__Exercise prompt__:
Copy each line of the entries that contains the word "Base".

__Data to process__:
────────

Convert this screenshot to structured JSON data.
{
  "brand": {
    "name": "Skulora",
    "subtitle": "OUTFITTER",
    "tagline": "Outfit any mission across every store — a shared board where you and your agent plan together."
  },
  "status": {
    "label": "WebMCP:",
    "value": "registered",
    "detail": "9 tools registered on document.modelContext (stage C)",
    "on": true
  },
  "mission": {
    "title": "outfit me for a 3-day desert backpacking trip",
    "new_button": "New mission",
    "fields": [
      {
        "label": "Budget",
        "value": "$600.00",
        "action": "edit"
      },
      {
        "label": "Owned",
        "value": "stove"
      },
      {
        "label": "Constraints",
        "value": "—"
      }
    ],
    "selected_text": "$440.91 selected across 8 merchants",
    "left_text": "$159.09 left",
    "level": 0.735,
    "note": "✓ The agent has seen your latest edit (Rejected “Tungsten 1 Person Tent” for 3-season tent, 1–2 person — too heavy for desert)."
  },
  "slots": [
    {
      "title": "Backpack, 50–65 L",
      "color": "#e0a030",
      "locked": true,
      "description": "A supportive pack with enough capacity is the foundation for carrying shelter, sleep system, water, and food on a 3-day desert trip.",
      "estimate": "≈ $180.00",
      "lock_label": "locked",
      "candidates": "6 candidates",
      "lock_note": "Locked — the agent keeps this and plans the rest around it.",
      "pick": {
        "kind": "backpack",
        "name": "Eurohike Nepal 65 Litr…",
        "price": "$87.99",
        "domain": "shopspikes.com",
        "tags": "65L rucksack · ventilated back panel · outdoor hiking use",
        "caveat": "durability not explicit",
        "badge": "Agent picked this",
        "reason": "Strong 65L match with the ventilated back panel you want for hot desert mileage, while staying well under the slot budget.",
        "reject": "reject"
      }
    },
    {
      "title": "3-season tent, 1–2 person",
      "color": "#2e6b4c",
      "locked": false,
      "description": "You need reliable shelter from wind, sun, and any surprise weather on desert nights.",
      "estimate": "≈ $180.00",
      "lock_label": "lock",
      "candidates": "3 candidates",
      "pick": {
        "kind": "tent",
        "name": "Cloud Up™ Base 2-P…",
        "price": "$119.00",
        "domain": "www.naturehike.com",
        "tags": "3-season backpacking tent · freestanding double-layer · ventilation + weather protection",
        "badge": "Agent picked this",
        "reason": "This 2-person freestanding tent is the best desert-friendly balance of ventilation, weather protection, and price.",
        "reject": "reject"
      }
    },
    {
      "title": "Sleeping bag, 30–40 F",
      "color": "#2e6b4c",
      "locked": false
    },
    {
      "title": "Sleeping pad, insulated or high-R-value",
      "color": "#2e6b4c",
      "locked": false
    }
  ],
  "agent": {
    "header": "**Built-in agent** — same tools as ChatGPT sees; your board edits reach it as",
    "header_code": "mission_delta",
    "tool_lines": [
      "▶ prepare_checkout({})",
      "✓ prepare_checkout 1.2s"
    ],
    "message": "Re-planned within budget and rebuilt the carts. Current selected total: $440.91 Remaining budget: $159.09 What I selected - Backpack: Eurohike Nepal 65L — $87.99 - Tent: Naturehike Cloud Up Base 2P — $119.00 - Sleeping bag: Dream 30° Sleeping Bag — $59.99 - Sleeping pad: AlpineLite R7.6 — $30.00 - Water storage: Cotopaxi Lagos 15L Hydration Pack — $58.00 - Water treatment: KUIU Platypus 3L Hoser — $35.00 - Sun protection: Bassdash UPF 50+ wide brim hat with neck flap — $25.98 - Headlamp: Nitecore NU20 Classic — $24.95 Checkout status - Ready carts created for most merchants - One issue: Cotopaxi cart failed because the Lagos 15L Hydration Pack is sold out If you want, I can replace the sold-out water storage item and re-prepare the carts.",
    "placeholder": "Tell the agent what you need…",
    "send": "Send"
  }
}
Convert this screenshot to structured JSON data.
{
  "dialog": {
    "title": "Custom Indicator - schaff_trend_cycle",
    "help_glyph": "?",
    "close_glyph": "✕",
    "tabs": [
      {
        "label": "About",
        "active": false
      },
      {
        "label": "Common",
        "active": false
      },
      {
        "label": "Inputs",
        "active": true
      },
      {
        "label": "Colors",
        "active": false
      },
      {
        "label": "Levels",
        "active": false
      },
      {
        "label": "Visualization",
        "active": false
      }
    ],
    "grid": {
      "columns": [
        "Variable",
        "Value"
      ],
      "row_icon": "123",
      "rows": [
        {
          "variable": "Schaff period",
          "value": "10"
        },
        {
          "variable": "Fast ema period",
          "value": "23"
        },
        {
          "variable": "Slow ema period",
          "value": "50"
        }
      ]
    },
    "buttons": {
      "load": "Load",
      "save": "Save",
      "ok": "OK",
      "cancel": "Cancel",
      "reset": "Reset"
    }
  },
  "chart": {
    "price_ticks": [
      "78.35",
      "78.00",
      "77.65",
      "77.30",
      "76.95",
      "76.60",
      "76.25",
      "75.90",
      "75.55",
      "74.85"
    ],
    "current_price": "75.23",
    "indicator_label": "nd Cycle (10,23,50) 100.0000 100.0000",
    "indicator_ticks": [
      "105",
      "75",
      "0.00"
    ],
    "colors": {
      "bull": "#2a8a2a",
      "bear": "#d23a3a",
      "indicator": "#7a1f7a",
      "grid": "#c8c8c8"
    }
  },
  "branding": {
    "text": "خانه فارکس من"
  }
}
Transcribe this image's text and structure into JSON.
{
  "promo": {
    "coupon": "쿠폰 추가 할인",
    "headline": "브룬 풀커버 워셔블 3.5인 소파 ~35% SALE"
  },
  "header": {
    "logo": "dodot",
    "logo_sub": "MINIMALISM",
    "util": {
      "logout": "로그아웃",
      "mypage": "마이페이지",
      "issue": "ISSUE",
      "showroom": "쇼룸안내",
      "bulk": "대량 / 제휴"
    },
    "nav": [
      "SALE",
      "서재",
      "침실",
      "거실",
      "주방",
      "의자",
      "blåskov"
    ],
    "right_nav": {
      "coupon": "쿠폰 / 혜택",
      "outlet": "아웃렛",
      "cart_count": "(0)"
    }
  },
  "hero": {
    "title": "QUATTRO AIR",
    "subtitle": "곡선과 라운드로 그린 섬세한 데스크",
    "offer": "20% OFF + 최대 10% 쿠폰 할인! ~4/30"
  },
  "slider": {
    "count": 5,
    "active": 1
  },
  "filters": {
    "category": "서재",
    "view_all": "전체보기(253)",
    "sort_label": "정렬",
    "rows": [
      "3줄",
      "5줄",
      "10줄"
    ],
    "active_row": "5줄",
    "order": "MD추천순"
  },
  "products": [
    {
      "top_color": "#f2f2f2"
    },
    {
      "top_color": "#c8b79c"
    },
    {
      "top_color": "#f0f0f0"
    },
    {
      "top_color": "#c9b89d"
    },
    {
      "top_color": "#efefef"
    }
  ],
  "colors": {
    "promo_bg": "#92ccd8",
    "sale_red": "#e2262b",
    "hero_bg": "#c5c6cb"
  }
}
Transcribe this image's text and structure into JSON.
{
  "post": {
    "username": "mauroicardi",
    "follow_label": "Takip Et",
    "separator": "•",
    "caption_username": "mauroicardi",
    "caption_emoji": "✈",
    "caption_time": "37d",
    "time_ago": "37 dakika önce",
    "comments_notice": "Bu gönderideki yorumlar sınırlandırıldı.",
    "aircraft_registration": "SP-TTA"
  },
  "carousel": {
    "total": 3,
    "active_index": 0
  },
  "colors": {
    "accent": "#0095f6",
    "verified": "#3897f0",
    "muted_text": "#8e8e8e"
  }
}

────────

__Task result__:
        "name": "Cloud Up™ Base 2-P…",
    "message": "Re-planned within budget and rebuilt the carts. Current selected total: $440.91 Remaining budget: $159.09 What I selected - Backpack: Eurohike Nepal 65L — $87.99 - Tent: Naturehike Cloud Up Base 2P — $119.00 - Sleeping bag: Dream 30° Sleeping Bag — $59.99 - Sleeping pad: AlpineLite R7.6 — $30.00 - Water storage: Cotopaxi Lagos 15L Hydration Pack — $58.00 - Water treatment: KUIU Platypus 3L Hoser — $35.00 - Sun protection: Bassdash UPF 50+ wide brim hat with neck flap — $25.98 - Headlamp: Nitecore NU20 Classic — $24.95 Checkout status - Ready carts created for most merchants - One issue: Cotopaxi cart failed because the Lagos 15L Hydration Pack is sold out If you want, I can replace the sold-out water storage item and re-prepare the carts.",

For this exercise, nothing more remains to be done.